| TASK BRIEF |
Tally the lines of these entries that include "samt"; respond with only that tally.
== DATA FOR REVIEW
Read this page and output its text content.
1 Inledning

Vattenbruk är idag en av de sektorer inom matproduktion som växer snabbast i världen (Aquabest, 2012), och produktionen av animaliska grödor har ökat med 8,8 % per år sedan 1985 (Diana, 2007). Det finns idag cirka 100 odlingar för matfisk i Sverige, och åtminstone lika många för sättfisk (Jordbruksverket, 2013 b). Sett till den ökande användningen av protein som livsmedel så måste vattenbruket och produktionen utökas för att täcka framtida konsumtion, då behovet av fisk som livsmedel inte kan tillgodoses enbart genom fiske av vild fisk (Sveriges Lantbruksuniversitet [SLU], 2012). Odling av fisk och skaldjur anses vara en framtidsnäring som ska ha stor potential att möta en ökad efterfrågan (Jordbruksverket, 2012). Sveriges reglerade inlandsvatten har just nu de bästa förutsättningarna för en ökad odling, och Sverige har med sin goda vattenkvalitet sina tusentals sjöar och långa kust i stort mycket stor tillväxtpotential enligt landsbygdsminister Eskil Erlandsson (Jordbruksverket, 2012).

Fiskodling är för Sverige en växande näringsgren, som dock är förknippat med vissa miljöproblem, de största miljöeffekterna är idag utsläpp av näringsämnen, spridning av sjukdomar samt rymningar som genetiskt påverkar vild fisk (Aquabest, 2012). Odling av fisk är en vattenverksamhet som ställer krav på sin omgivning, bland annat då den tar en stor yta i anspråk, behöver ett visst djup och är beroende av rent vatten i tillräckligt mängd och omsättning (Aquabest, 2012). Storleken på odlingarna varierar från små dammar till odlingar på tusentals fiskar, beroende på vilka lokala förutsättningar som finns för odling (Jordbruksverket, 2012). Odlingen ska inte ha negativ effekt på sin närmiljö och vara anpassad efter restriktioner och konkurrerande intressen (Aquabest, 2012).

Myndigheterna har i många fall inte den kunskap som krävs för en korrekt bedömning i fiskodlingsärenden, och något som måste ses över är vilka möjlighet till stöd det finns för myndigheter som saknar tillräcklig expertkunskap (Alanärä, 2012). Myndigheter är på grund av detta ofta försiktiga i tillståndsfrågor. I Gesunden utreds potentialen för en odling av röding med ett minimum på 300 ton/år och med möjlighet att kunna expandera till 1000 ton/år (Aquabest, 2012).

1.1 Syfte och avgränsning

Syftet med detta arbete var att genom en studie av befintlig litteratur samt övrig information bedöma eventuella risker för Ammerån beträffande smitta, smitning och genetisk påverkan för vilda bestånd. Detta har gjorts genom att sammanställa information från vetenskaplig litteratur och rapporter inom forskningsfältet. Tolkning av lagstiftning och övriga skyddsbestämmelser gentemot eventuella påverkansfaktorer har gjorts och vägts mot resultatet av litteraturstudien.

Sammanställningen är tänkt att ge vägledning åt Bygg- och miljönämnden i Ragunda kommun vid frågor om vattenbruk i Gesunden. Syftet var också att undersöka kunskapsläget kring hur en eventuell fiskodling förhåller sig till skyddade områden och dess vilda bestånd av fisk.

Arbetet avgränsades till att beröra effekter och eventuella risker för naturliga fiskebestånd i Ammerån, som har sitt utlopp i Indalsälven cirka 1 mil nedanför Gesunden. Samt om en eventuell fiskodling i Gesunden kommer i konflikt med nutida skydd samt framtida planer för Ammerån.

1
====
| RESULT OF THIS EXERCISE |
3